◆ Brief A:
In the rocket-engine excerpt, how many cavities does the sprocket drive wheel have in the embodiment shown?
◆ Brief B:
Pull out, word for word, the section of the rocket-engine excerpt that opens with the words containing "The stepper motor" and closes with "driving the motor.".

◆ Excerpt to read:
— start —

To form the concatenated series of engines, a plurality of such individual reaction motors are spaced along one side of the tape 11 and bonded thereto. Such a series may be stored in a magazine, pleated in such a manner as to run freely therefrom when required, the first two or three engines being threaded into the transporting mechanism described below.
In FIGS. 3 and 4 there is shown the transporting mechanism for advancing and firing the concatenated series of rocket engines. A stepper motor 28 of conventional type is intermittently rotatable in increments of the desired number of degrees. A sprocket drive wheel 29 rotatable in the direction shown by the arrow is mounted on the output shaft of the motor, the periphery of the wheel being provided with a plurality of cavities 31 of generally semicylindrical shape conforming to the size and shape of the rocket engines and suitable for engagement therewith, the spacing of the cavities around the wheel being equal to that between the individual engines along the tape of the concatenated series. In the embodiment shown there are eight such cavities, but the number may be varied as desired, within the limits imposed by the size of the engine and the diameter of the sprocket wheel.
An external guide plate 32 surrounds the major portion of the drive wheel, being radially spaced therefrom a sufficient distance to allow passage to the tape 11 as the engines 12 engage with the cavities 31 of the wheel. The guide plate is coaxial with the rotational axis of the wheel, and the arcuate surfaces of closure plates 14 bonded to the tape have a curvature congruent with the inner surface of the guide plate. Guide plate 32 is apertured at 33 coaxially with the discharge orifices 19 of the exhaust nozzles of the engines at each firing position, there being in the embodiment shown four such firing positions spaced at ninety degrees around the axis of the drive wheel. However, there may be any number of such firing positions, from one only, up to the maximum number of engines which may be contained in the sprocket wheel. For most orienting maneuvers, and for the mounting systems of orienting devices hereinafter described, four is a convenient number of firing positions.
The stepper motor 28 is provided with a cover plate 34 of insulating material over the sprocket wheel, bearing electrical contact prongs 36 (better shown in FIG. suitable for engagement with receptacles for completing the various firing circuits. Spring contacts 37, electrically connected to prongs 36 by jumpers 38, extend through cover plate 34 toward the sprocket wheel, and are so positioned that a pair make contact with the engine leads 26 at each firing position. The motor also bears a bayonet connector 39 or other convenient input member for the power supply (not shown) for driving the motor.

— end —

◆ Data lines:
— start —

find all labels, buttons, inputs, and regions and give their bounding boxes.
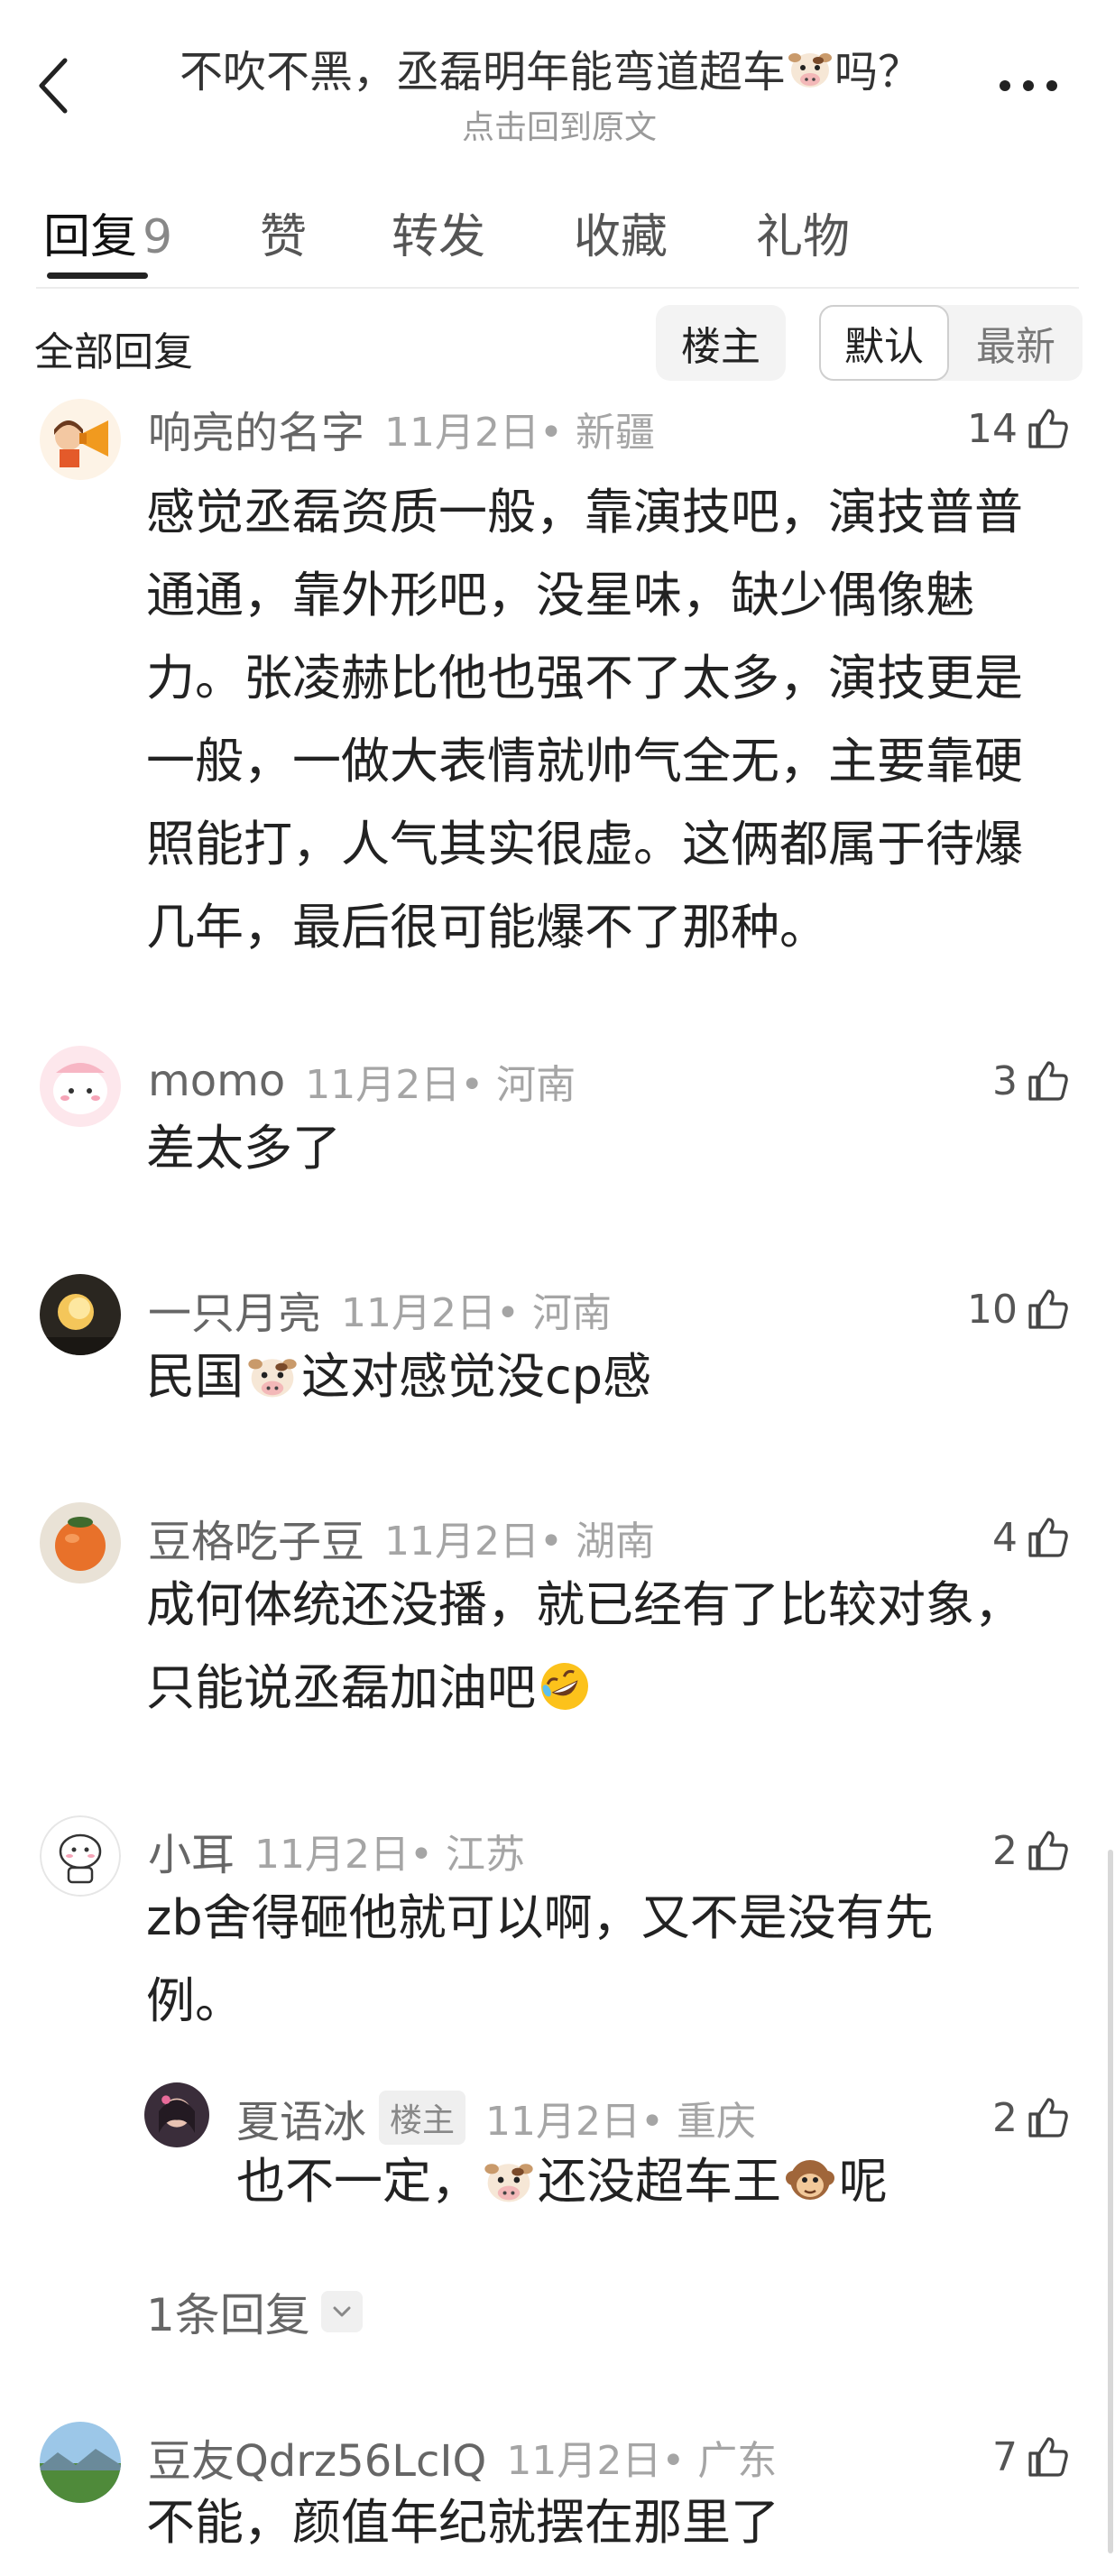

— end —

◆ Right answer A:
Eight

◆ Right answer B:
The stepper motor 28 is provided with a cover plate 34 of insulating material over the sprocket wheel, bearing electrical contact prongs 36 (better shown in FIG. suitable for engagement with receptacles for completing the various firing circuits. Spring contacts 37, electrically connected to prongs 36 by jumpers 38, extend through cover plate 34 toward the sprocket wheel, and are so positioned that a pair make contact with the engine leads 26 at each firing position. The motor also bears a bayonet connector 39 or other convenient input member for the power supply (not shown) for driving the motor.